-- Start EXERCISE INPUTS --

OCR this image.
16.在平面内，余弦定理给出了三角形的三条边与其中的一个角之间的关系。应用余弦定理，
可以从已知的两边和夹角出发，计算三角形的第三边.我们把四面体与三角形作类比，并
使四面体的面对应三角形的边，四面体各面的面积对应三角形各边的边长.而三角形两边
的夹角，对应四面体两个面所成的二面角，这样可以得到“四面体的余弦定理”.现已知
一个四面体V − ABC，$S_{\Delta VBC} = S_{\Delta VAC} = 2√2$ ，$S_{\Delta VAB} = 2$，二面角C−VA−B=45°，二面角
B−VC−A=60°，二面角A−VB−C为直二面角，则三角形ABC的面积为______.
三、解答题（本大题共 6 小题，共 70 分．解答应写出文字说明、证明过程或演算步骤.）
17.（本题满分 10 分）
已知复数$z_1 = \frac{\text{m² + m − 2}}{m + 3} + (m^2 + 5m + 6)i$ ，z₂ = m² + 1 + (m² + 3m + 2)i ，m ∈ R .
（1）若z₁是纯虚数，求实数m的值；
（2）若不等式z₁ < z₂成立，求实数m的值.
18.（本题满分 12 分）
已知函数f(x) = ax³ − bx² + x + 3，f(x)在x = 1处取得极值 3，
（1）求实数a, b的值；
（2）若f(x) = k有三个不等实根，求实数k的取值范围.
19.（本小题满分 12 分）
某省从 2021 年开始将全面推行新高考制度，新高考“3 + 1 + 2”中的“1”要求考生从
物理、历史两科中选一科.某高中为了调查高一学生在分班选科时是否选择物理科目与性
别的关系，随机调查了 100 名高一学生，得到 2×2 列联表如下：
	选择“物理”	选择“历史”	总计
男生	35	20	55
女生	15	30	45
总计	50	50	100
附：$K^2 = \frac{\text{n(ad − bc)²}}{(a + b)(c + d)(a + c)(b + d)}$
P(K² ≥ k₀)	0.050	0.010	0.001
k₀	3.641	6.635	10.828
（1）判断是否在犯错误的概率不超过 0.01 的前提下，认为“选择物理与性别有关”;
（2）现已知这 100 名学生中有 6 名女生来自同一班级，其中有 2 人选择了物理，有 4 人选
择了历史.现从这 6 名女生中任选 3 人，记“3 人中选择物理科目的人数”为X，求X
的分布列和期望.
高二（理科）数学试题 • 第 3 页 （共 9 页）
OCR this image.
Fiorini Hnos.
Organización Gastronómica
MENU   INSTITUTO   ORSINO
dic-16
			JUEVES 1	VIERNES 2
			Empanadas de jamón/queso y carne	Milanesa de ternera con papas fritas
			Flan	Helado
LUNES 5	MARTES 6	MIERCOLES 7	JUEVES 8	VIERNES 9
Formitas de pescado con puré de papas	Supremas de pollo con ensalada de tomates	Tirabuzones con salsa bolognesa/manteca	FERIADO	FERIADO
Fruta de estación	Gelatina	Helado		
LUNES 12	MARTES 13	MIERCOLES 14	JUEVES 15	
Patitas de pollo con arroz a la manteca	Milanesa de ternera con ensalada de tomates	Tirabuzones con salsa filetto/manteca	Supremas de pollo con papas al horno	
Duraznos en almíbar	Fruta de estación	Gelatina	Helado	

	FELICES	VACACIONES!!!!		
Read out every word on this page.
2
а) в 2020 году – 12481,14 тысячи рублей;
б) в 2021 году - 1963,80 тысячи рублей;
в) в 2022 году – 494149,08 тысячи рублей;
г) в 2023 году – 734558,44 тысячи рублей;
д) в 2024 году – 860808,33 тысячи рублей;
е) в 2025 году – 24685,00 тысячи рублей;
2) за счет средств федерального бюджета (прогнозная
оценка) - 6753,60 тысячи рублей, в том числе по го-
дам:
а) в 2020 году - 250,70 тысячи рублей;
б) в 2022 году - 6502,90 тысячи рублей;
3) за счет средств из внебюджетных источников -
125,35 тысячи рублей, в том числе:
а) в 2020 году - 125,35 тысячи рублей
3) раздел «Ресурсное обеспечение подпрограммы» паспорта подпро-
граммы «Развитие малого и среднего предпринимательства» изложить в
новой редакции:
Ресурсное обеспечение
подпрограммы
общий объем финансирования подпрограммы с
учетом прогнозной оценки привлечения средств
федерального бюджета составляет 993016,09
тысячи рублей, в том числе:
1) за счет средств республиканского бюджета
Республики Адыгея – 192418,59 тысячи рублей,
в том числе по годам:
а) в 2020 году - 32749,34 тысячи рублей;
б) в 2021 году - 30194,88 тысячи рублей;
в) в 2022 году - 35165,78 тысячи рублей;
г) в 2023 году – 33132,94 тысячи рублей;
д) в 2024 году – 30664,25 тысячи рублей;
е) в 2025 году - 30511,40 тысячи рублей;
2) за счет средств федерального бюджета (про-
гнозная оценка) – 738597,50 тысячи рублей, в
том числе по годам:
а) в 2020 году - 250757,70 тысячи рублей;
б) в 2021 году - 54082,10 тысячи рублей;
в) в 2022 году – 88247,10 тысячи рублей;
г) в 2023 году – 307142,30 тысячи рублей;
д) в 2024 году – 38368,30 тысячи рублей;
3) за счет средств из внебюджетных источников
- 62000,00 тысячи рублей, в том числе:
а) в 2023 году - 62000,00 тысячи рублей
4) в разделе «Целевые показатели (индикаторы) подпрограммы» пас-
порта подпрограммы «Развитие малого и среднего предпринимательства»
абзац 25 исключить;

-- End EXERCISE INPUTS --

Output the lines above verbatim and in full.

OCR this image.
16.在平面内，余弦定理给出了三角形的三条边与其中的一个角之间的关系。应用余弦定理，
可以从已知的两边和夹角出发，计算三角形的第三边.我们把四面体与三角形作类比，并
使四面体的面对应三角形的边，四面体各面的面积对应三角形各边的边长.而三角形两边
的夹角，对应四面体两个面所成的二面角，这样可以得到“四面体的余弦定理”.现已知
一个四面体V − ABC，$S_{\Delta VBC} = S_{\Delta VAC} = 2√2$ ，$S_{\Delta VAB} = 2$，二面角C−VA−B=45°，二面角
B−VC−A=60°，二面角A−VB−C为直二面角，则三角形ABC的面积为______.
三、解答题（本大题共 6 小题，共 70 分．解答应写出文字说明、证明过程或演算步骤.）
17.（本题满分 10 分）
已知复数$z_1 = \frac{\text{m² + m − 2}}{m + 3} + (m^2 + 5m + 6)i$ ，z₂ = m² + 1 + (m² + 3m + 2)i ，m ∈ R .
（1）若z₁是纯虚数，求实数m的值；
（2）若不等式z₁ < z₂成立，求实数m的值.
18.（本题满分 12 分）
已知函数f(x) = ax³ − bx² + x + 3，f(x)在x = 1处取得极值 3，
（1）求实数a, b的值；
（2）若f(x) = k有三个不等实根，求实数k的取值范围.
19.（本小题满分 12 分）
某省从 2021 年开始将全面推行新高考制度，新高考“3 + 1 + 2”中的“1”要求考生从
物理、历史两科中选一科.某高中为了调查高一学生在分班选科时是否选择物理科目与性
别的关系，随机调查了 100 名高一学生，得到 2×2 列联表如下：
	选择“物理”	选择“历史”	总计
男生	35	20	55
女生	15	30	45
总计	50	50	100
附：$K^2 = \frac{\text{n(ad − bc)²}}{(a + b)(c + d)(a + c)(b + d)}$
P(K² ≥ k₀)	0.050	0.010	0.001
k₀	3.641	6.635	10.828
（1）判断是否在犯错误的概率不超过 0.01 的前提下，认为“选择物理与性别有关”;
（2）现已知这 100 名学生中有 6 名女生来自同一班级，其中有 2 人选择了物理，有 4 人选
择了历史.现从这 6 名女生中任选 3 人，记“3 人中选择物理科目的人数”为X，求X
的分布列和期望.
高二（理科）数学试题 • 第 3 页 （共 9 页）
OCR this image.
Fiorini Hnos.
Organización Gastronómica
MENU   INSTITUTO   ORSINO
dic-16
			JUEVES 1	VIERNES 2
			Empanadas de jamón/queso y carne	Milanesa de ternera con papas fritas
			Flan	Helado
LUNES 5	MARTES 6	MIERCOLES 7	JUEVES 8	VIERNES 9
Formitas de pescado con puré de papas	Supremas de pollo con ensalada de tomates	Tirabuzones con salsa bolognesa/manteca	FERIADO	FERIADO
Fruta de estación	Gelatina	Helado		
LUNES 12	MARTES 13	MIERCOLES 14	JUEVES 15	
Patitas de pollo con arroz a la manteca	Milanesa de ternera con ensalada de tomates	Tirabuzones con salsa filetto/manteca	Supremas de pollo con papas al horno	
Duraznos en almíbar	Fruta de estación	Gelatina	Helado	

	FELICES	VACACIONES!!!!		
Read out every word on this page.
2
а) в 2020 году – 12481,14 тысячи рублей;
б) в 2021 году - 1963,80 тысячи рублей;
в) в 2022 году – 494149,08 тысячи рублей;
г) в 2023 году – 734558,44 тысячи рублей;
д) в 2024 году – 860808,33 тысячи рублей;
е) в 2025 году – 24685,00 тысячи рублей;
2) за счет средств федерального бюджета (прогнозная
оценка) - 6753,60 тысячи рублей, в том числе по го-
дам:
а) в 2020 году - 250,70 тысячи рублей;
б) в 2022 году - 6502,90 тысячи рублей;
3) за счет средств из внебюджетных источников -
125,35 тысячи рублей, в том числе:
а) в 2020 году - 125,35 тысячи рублей
3) раздел «Ресурсное обеспечение подпрограммы» паспорта подпро-
граммы «Развитие малого и среднего предпринимательства» изложить в
новой редакции:
Ресурсное обеспечение
подпрограммы
общий объем финансирования подпрограммы с
учетом прогнозной оценки привлечения средств
федерального бюджета составляет 993016,09
тысячи рублей, в том числе:
1) за счет средств республиканского бюджета
Республики Адыгея – 192418,59 тысячи рублей,
в том числе по годам:
а) в 2020 году - 32749,34 тысячи рублей;
б) в 2021 году - 30194,88 тысячи рублей;
в) в 2022 году - 35165,78 тысячи рублей;
г) в 2023 году – 33132,94 тысячи рублей;
д) в 2024 году – 30664,25 тысячи рублей;
е) в 2025 году - 30511,40 тысячи рублей;
2) за счет средств федерального бюджета (про-
гнозная оценка) – 738597,50 тысячи рублей, в
том числе по годам:
а) в 2020 году - 250757,70 тысячи рублей;
б) в 2021 году - 54082,10 тысячи рублей;
в) в 2022 году – 88247,10 тысячи рублей;
г) в 2023 году – 307142,30 тысячи рублей;
д) в 2024 году – 38368,30 тысячи рублей;
3) за счет средств из внебюджетных источников
- 62000,00 тысячи рублей, в том числе:
а) в 2023 году - 62000,00 тысячи рублей
4) в разделе «Целевые показатели (индикаторы) подпрограммы» пас-
порта подпрограммы «Развитие малого и среднего предпринимательства»
абзац 25 исключить;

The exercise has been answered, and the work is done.